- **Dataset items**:
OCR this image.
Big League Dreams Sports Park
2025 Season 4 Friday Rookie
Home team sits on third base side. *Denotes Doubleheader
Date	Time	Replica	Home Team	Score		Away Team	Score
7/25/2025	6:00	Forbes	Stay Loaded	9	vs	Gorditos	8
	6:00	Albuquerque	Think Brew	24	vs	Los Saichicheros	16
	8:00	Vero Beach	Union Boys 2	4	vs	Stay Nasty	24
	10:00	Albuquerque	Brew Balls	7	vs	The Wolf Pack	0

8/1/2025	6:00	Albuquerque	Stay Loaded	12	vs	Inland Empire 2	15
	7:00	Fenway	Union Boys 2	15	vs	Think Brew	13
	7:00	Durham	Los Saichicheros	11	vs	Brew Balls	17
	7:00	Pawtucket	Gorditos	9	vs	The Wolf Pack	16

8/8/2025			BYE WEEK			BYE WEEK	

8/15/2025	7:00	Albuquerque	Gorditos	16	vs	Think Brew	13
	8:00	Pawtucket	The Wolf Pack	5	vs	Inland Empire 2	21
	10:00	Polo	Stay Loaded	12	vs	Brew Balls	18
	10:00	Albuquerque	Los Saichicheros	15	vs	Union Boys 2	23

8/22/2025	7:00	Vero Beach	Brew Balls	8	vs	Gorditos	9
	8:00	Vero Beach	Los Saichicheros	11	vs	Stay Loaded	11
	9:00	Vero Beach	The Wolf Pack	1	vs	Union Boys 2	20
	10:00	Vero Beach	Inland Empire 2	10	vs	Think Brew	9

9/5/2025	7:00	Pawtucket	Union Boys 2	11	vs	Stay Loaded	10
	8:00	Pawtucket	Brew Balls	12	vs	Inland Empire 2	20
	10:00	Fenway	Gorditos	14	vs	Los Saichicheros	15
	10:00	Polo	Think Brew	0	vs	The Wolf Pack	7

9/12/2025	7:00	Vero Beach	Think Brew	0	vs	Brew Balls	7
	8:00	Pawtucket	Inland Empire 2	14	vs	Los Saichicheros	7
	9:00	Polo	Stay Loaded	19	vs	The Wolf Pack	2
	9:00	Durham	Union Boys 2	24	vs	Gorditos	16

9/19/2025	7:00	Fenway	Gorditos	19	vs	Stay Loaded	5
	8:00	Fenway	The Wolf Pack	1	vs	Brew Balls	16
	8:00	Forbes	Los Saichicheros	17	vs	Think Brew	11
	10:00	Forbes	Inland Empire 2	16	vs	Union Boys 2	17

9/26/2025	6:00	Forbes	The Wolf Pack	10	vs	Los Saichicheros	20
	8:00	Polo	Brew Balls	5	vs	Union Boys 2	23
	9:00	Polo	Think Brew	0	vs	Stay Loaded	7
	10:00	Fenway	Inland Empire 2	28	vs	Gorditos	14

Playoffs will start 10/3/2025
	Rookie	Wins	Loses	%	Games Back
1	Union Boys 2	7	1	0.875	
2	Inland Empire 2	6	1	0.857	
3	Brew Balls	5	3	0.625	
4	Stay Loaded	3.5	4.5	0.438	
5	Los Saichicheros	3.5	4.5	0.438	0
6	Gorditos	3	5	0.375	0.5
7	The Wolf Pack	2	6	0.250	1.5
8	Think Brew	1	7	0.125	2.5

- **What you should do**:
Pull out every line holding "Rookie" from the records above, and copy it.

- **Exercise solution**:
2025 Season 4 Friday Rookie
	Rookie	Wins	Loses	%	Games Back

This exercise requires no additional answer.